▸ **Texte de la page**
=-=-=

Kalshi sous le feu des autorités américaines
La plateforme de marchés de prédictions Kalshi continue de faire parler d’elle… mais pas pour les bonnes raisons. L’attorney general de Washington a rejoint le club des autorités en colère en déposant plainte vendredi dernier, accusant l’opérateur de violation des régulations locales.
C’est désormais un pattern qui se dessine : Kalshi accumule les déboires juridiques comme certains accumulent des NFTs (spoiler : ce n’est pas bon signe).
Qu’est-ce que Kalshi exactement ?
Pour les non-initiés, Kalshi propose une plateforme permettant aux utilisateurs de parier sur des événements futurs — élections, données économiques, etc. Le concept n’est pas nouveau, mais la version crypto/décentralisée pose des questions réglementaires récurrentes aux autorités américaines.
Les problèmes s’accumulent
L’action du Washington devient la dernière d’une série de fronts judiciaires pour l’entreprise. Les régulateurs américains, déjà vigilants face aux innovations crypto, posent des questions pertinentes : ces marchés de prédictions relèvent-ils de la réglementation sur les jeux d’argent ? De celle sur les dérivés financiers ? Ou des deux ?
C’est un peu comme si quelqu’un inventait un sandwich qui serait à la fois un plat et un dessert — les autorités ne savent pas quel département contacter.
Perspective
Les démêlés de Kalshi illustrent une tension fondamentale dans l’écosystème crypto : entre innovation et conformité. Pendant que certains startups avancent prudemment avec les régulateurs, d’autres testent les limites… et en paient le prix.
Cette multiplication des poursuites soulève aussi une question plus large : la fragmentation réglementaire américaine (état par état) rend-elle impossible une approche uniforme pour les platforms crypto ? Pour le moment, Kalshi a la réponse : c’est compliqué.

=-=-=

▸ **Consigne A**
D’après le texte de la page, qui a déposé plainte contre Kalshi vendredi dernier ?
▸ **Consigne B**
Mettez à jour le texte de la page en reprenant tout le passage depuis « Les problèmes s’accumulent » jusqu’à « paient le prix. », avec « sandwich » remplacé par « gâteau », s’il vous plaît.

=-=-=

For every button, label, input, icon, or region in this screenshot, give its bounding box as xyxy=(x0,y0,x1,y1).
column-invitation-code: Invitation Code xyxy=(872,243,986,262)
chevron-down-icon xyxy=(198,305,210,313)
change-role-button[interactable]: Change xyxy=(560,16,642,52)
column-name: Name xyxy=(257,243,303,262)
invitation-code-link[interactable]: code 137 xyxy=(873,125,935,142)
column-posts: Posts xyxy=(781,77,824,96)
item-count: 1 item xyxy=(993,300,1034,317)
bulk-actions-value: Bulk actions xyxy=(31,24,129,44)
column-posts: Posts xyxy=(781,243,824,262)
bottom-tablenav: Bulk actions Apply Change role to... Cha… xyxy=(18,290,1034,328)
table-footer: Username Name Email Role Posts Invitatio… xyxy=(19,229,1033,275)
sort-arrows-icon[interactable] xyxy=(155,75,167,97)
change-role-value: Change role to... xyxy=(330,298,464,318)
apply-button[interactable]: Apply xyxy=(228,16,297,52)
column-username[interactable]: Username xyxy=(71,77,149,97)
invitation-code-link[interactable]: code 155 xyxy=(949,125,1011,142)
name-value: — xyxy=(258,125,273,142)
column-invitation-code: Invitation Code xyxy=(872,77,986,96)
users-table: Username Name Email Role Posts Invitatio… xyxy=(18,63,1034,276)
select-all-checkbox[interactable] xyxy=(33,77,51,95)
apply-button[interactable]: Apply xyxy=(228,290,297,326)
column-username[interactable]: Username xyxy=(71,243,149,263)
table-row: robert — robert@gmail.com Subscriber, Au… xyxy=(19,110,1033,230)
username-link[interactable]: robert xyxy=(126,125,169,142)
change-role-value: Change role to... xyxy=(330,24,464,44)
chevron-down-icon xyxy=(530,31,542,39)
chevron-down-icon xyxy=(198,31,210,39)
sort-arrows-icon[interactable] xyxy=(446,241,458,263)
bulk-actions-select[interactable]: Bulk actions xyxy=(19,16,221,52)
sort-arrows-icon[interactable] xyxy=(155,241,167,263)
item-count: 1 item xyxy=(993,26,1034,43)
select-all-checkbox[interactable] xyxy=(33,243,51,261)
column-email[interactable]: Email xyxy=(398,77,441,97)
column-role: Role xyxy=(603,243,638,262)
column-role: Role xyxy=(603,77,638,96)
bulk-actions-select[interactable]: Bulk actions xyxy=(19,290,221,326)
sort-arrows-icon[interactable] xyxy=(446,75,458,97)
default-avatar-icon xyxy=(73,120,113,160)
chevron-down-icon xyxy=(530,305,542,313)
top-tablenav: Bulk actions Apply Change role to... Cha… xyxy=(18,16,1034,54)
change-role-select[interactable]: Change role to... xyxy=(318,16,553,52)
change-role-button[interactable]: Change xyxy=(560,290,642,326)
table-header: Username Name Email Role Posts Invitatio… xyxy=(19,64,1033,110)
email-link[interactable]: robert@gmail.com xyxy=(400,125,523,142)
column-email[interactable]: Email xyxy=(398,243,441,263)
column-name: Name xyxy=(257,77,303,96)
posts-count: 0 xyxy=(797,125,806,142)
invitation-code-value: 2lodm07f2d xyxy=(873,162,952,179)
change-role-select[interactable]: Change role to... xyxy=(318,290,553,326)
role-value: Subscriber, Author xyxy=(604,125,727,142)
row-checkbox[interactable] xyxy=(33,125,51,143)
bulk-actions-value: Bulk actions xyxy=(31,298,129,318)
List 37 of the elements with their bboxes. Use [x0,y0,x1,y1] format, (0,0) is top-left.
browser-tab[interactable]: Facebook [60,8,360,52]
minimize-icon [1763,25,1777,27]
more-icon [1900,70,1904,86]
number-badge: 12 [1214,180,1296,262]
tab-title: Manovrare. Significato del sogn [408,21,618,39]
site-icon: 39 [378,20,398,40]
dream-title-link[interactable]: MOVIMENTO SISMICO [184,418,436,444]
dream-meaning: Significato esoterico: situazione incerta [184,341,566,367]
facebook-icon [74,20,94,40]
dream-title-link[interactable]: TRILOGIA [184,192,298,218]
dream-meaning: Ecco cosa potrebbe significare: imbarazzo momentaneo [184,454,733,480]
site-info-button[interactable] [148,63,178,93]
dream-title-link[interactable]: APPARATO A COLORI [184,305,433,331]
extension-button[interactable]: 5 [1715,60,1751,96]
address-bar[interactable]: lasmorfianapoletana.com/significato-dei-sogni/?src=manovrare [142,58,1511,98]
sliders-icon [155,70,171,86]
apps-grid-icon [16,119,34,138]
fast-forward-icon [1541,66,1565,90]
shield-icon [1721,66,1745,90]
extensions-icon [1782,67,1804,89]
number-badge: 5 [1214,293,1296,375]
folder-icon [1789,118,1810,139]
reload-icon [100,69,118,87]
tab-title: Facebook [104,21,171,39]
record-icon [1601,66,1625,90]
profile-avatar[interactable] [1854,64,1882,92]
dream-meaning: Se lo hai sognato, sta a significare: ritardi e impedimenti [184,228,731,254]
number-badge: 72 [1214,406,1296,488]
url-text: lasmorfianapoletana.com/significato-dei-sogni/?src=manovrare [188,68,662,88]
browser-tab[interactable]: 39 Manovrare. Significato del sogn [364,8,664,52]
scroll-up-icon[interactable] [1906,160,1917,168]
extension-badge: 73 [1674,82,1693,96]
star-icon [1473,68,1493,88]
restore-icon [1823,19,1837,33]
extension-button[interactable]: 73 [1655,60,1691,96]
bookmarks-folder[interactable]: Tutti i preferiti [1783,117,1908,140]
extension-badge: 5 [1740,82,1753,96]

=-=-=

▸ **Votre réponse A**
L’attorney general de Washington.

▸ **Votre réponse B**
Les problèmes s’accumulent
L’action du Washington devient la dernière d’une série de fronts judiciaires pour l’entreprise. Les régulateurs américains, déjà vigilants face aux innovations crypto, posent des questions pertinentes : ces marchés de prédictions relèvent-ils de la réglementation sur les jeux d’argent ? De celle sur les dérivés financiers ? Ou des deux ?
C’est un peu comme si quelqu’un inventait un gâteau qui serait à la fois un plat et un dessert — les autorités ne savent pas quel département contacter.
Perspective
Les démêlés de Kalshi illustrent une tension fondamentale dans l’écosystème crypto : entre innovation et conformité. Pendant que certains startups avancent prudemment avec les régulateurs, d’autres testent les limites… et en paient le prix.